TASK GOAL
Every entry below should be printed exactly, without its images.

DATA TO USE

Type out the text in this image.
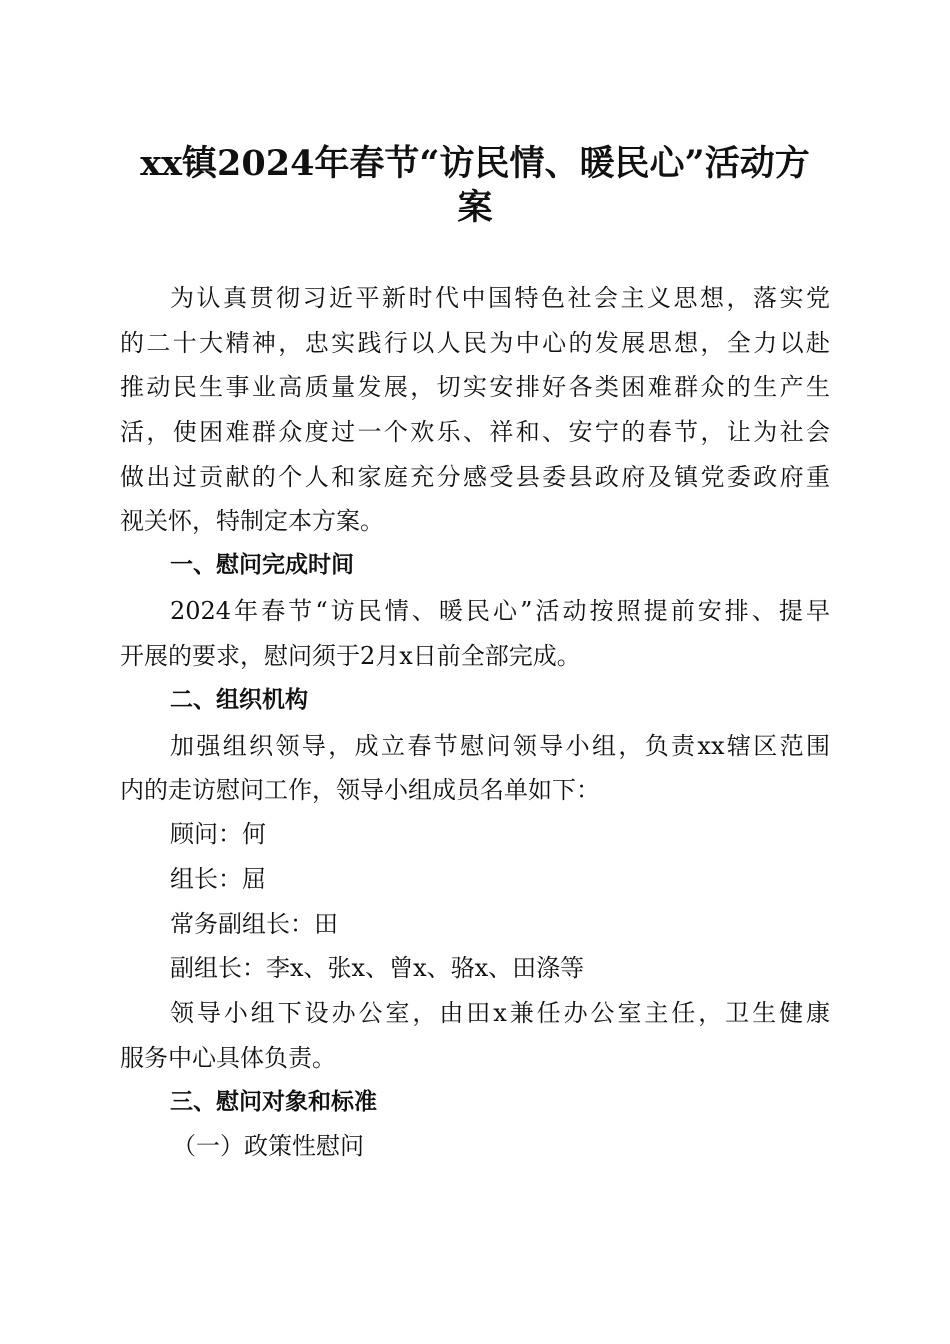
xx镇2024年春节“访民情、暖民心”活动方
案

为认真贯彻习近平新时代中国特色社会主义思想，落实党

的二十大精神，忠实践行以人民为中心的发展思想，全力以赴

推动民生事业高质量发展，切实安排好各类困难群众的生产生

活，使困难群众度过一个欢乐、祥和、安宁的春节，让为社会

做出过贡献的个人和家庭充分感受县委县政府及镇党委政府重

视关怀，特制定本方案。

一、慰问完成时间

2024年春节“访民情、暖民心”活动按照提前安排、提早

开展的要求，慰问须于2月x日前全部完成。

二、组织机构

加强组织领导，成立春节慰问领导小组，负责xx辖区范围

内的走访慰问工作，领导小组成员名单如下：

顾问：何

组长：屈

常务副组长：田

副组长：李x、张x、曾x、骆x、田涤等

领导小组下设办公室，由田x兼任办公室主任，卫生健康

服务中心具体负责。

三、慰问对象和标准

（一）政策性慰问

FINISHED ANSWER
Type out the text in this image.
xx镇2024年春节“访民情、暖民心”活动方
案

为认真贯彻习近平新时代中国特色社会主义思想，落实党

的二十大精神，忠实践行以人民为中心的发展思想，全力以赴

推动民生事业高质量发展，切实安排好各类困难群众的生产生

活，使困难群众度过一个欢乐、祥和、安宁的春节，让为社会

做出过贡献的个人和家庭充分感受县委县政府及镇党委政府重

视关怀，特制定本方案。

一、慰问完成时间

2024年春节“访民情、暖民心”活动按照提前安排、提早

开展的要求，慰问须于2月x日前全部完成。

二、组织机构

加强组织领导，成立春节慰问领导小组，负责xx辖区范围

内的走访慰问工作，领导小组成员名单如下：

顾问：何

组长：屈

常务副组长：田

副组长：李x、张x、曾x、骆x、田涤等

领导小组下设办公室，由田x兼任办公室主任，卫生健康

服务中心具体负责。

三、慰问对象和标准

（一）政策性慰问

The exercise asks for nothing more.